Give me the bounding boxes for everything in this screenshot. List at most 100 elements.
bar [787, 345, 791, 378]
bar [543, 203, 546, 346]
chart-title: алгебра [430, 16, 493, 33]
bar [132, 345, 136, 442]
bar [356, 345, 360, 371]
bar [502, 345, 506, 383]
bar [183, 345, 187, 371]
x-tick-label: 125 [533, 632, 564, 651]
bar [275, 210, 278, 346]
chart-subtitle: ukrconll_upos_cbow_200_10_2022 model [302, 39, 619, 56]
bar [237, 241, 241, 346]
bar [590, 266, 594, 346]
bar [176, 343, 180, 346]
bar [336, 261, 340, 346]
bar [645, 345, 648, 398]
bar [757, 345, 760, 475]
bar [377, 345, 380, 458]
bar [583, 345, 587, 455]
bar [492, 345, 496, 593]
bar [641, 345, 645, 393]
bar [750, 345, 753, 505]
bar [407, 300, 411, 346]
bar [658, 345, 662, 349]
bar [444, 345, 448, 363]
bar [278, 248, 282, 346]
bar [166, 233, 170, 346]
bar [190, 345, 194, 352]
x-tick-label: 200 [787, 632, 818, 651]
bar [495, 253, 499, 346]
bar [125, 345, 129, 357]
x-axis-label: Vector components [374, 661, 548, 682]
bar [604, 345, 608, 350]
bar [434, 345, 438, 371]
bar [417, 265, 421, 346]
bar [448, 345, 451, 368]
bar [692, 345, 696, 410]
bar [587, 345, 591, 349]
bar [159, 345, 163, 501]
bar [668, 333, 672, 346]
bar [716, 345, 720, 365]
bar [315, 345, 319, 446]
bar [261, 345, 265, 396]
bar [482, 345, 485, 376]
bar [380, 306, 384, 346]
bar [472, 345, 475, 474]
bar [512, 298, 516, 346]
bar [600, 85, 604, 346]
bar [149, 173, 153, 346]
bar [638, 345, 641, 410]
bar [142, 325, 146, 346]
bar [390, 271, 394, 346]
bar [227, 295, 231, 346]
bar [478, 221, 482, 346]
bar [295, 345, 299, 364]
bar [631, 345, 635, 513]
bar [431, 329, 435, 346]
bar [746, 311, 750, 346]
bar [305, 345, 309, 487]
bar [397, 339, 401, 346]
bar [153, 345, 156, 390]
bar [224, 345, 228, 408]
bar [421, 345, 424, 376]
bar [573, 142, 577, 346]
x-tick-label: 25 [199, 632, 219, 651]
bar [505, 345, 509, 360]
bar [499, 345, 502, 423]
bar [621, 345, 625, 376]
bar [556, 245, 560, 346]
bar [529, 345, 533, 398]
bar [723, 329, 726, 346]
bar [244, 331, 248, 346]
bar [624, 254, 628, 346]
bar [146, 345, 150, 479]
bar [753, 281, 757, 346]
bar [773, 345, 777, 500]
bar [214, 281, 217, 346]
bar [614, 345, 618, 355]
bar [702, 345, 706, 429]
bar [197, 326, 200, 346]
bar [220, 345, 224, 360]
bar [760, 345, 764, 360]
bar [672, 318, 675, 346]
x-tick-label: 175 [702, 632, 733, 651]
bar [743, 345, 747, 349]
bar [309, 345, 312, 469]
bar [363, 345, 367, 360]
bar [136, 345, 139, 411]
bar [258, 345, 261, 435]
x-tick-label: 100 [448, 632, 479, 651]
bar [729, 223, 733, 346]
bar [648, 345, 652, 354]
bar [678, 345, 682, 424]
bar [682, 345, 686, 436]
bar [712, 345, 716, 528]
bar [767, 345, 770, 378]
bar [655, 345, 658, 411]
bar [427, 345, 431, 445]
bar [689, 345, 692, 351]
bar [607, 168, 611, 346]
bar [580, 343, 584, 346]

┄┄┄┄┄┄┄┄┄┄

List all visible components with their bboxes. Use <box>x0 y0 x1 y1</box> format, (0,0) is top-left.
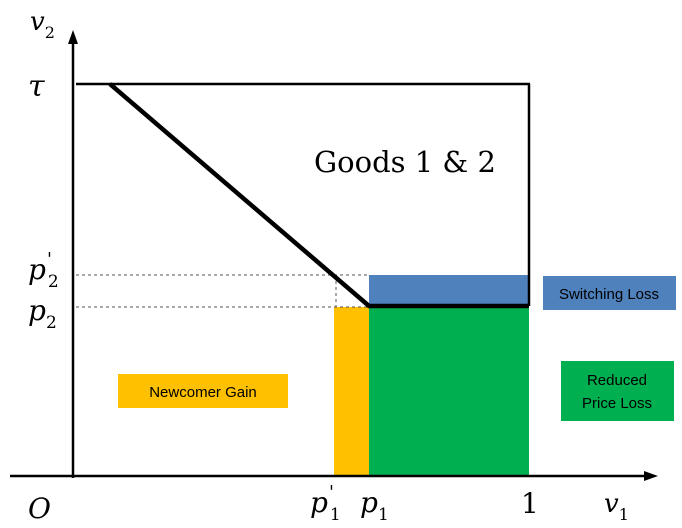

┄┄┄┄┄┄┄┄┄┄

**Task goal**:
In the records from the line with "Give me the" to the line with "bar [275, 210, 278, 346]", replace "screenshot" with "chart", and give back only those lines with everything else unchanged.

**Task answer**:
Give me the bounding boxes for everything in this chart. List at most 100 elements.
bar [787, 345, 791, 378]
bar [543, 203, 546, 346]
chart-title: алгебра [430, 16, 493, 33]
bar [132, 345, 136, 442]
bar [356, 345, 360, 371]
bar [502, 345, 506, 383]
bar [183, 345, 187, 371]
x-tick-label: 125 [533, 632, 564, 651]
bar [275, 210, 278, 346]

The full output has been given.